• Short task:
Show each line from the listing that includes the word "JSON".

• Record list:
--- Start ---

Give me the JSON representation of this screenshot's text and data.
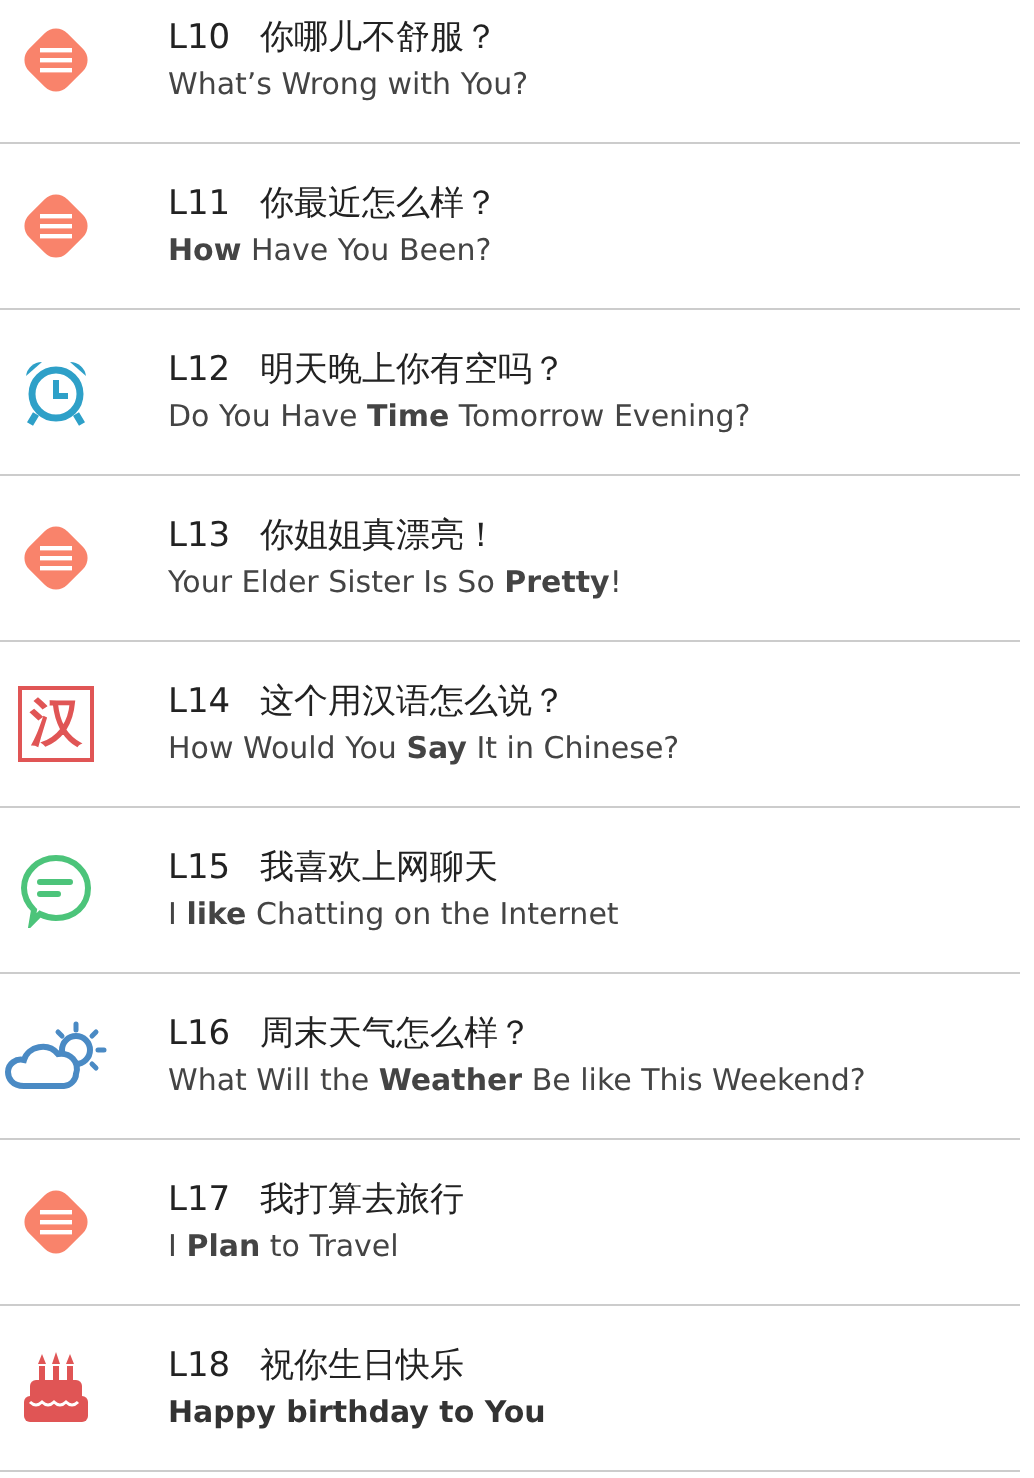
{
  "lessons": [
    {
      "number": "L10",
      "title": "你哪儿不舒服？",
      "subtitle": "What’s Wrong with You?",
      "subtitle_bold": false,
      "kind": "menu"
    },
    {
      "number": "L11",
      "title": "你最近怎么样？",
      "subtitle": "**How** Have You Been?",
      "subtitle_bold": false,
      "kind": "menu"
    },
    {
      "number": "L12",
      "title": "明天晚上你有空吗？",
      "subtitle": "Do You Have **Time** Tomorrow Evening?",
      "subtitle_bold": false,
      "kind": "alarm"
    },
    {
      "number": "L13",
      "title": "你姐姐真漂亮！",
      "subtitle": "Your Elder Sister Is So **Pretty**!",
      "subtitle_bold": false,
      "kind": "menu"
    },
    {
      "number": "L14",
      "title": "这个用汉语怎么说？",
      "subtitle": "How Would You **Say** It in Chinese?",
      "subtitle_bold": false,
      "kind": "character",
      "icon_text": "汉"
    },
    {
      "number": "L15",
      "title": "我喜欢上网聊天",
      "subtitle": "I **like** Chatting on the Internet",
      "subtitle_bold": false,
      "kind": "chat"
    },
    {
      "number": "L16",
      "title": "周末天气怎么样？",
      "subtitle": "What Will the **Weather** Be like This Weekend?",
      "subtitle_bold": false,
      "kind": "weather"
    },
    {
      "number": "L17",
      "title": "我打算去旅行",
      "subtitle": "I **Plan** to Travel",
      "subtitle_bold": false,
      "kind": "menu"
    },
    {
      "number": "L18",
      "title": "祝你生日快乐",
      "subtitle": "Happy birthday to You",
      "subtitle_bold": true,
      "kind": "cake"
    }
  ]
}
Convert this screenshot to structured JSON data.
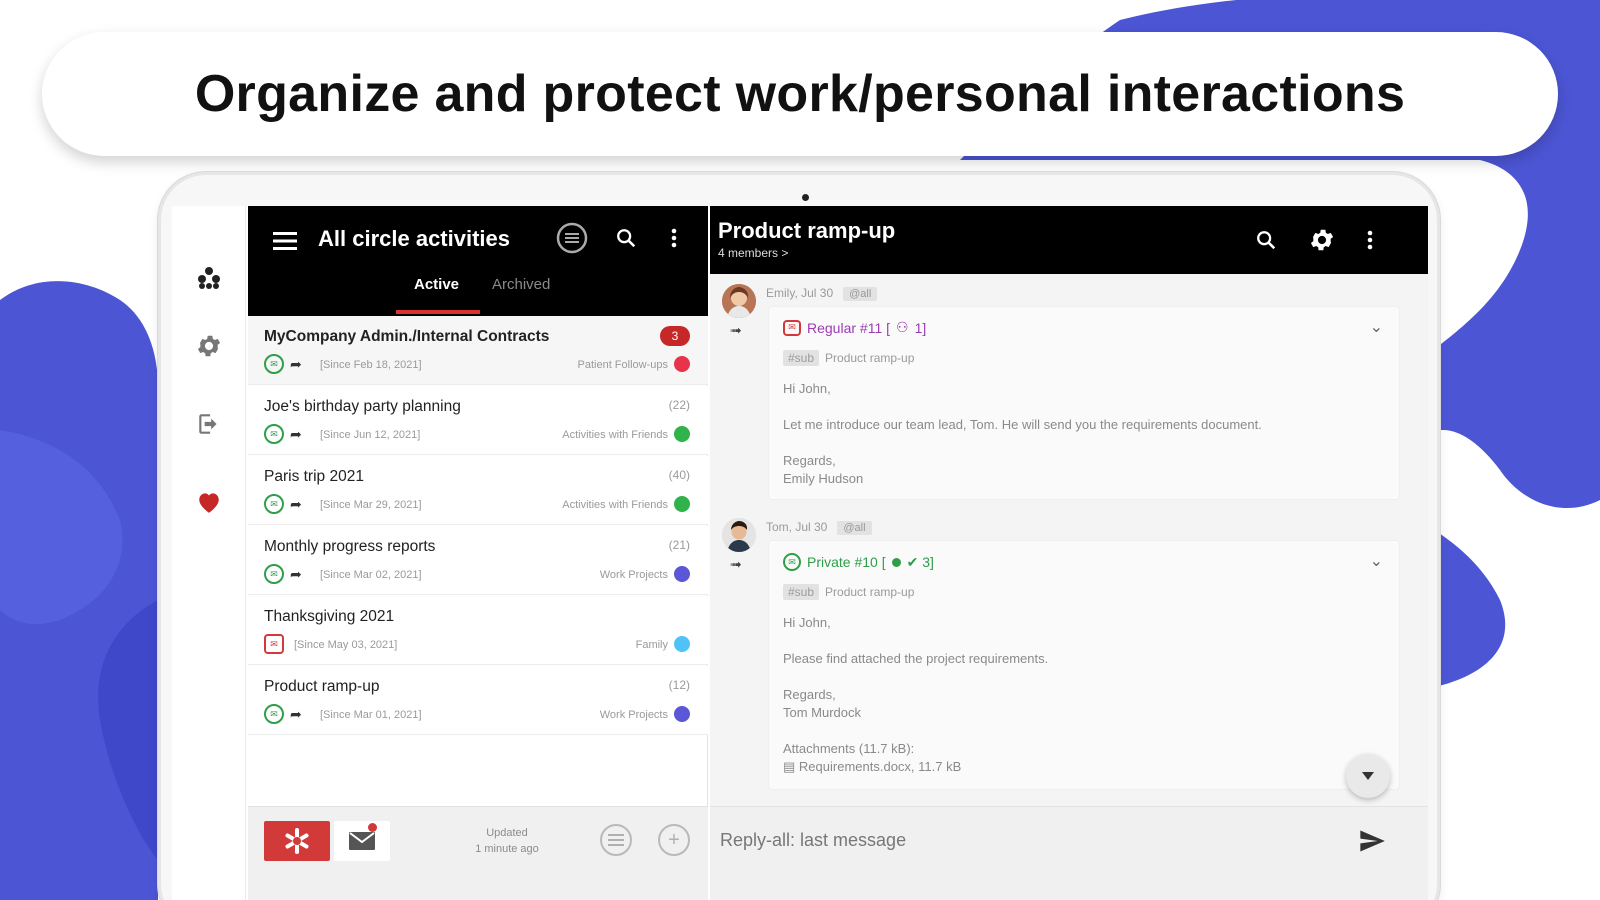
{
  "headline": "Organize and protect work/personal interactions",
  "colors": {
    "brand_blue": "#4c55d4",
    "accent_red": "#d23a3a",
    "green": "#2e9e48"
  },
  "rail": {
    "icons": [
      "circles-icon",
      "gear-icon",
      "logout-icon",
      "heart-icon"
    ]
  },
  "left_pane": {
    "title": "All circle activities",
    "tabs": [
      {
        "label": "Active",
        "selected": true
      },
      {
        "label": "Archived",
        "selected": false
      }
    ],
    "items": [
      {
        "title": "MyCompany Admin./Internal Contracts",
        "badge": "3",
        "since": "[Since Feb 18, 2021]",
        "category": "Patient Follow-ups",
        "dot": "#e8334a"
      },
      {
        "title": "Joe's birthday party planning",
        "count": "(22)",
        "since": "[Since Jun 12, 2021]",
        "category": "Activities with Friends",
        "dot": "#2fb34a"
      },
      {
        "title": "Paris trip 2021",
        "count": "(40)",
        "since": "[Since Mar 29, 2021]",
        "category": "Activities with Friends",
        "dot": "#2fb34a"
      },
      {
        "title": "Monthly progress reports",
        "count": "(21)",
        "since": "[Since Mar 02, 2021]",
        "category": "Work Projects",
        "dot": "#5b57d6"
      },
      {
        "title": "Thanksgiving 2021",
        "count": "",
        "since": "[Since May 03, 2021]",
        "category": "Family",
        "dot": "#4fc3f7"
      },
      {
        "title": "Product ramp-up",
        "count": "(12)",
        "since": "[Since Mar 01, 2021]",
        "category": "Work Projects",
        "dot": "#5b57d6"
      }
    ],
    "updated_line1": "Updated",
    "updated_line2": "1 minute ago"
  },
  "chat": {
    "title": "Product ramp-up",
    "subtitle": "4 members >",
    "messages": [
      {
        "meta": "Emily, Jul 30",
        "chip": "@all",
        "head": "Regular #11 [ ",
        "head_tail": " 1]",
        "sub_tag": "#sub",
        "sub_text": "Product ramp-up",
        "greeting": "Hi John,",
        "body": "Let me introduce our team lead, Tom. He will send you the requirements document.",
        "sign1": "Regards,",
        "sign2": "Emily Hudson"
      },
      {
        "meta": "Tom, Jul 30",
        "chip": "@all",
        "head": "Private #10 [ ",
        "head_tail": " ✔ 3]",
        "sub_tag": "#sub",
        "sub_text": "Product ramp-up",
        "greeting": "Hi John,",
        "body": "Please find attached the project requirements.",
        "sign1": "Regards,",
        "sign2": "Tom Murdock",
        "attachments": "Attachments (11.7 kB):",
        "file": "Requirements.docx, 11.7 kB"
      }
    ],
    "reply_placeholder": "Reply-all: last message"
  }
}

--- End ---

• Worked solution:
Give me the JSON representation of this screenshot's text and data.
Convert this screenshot to structured JSON data.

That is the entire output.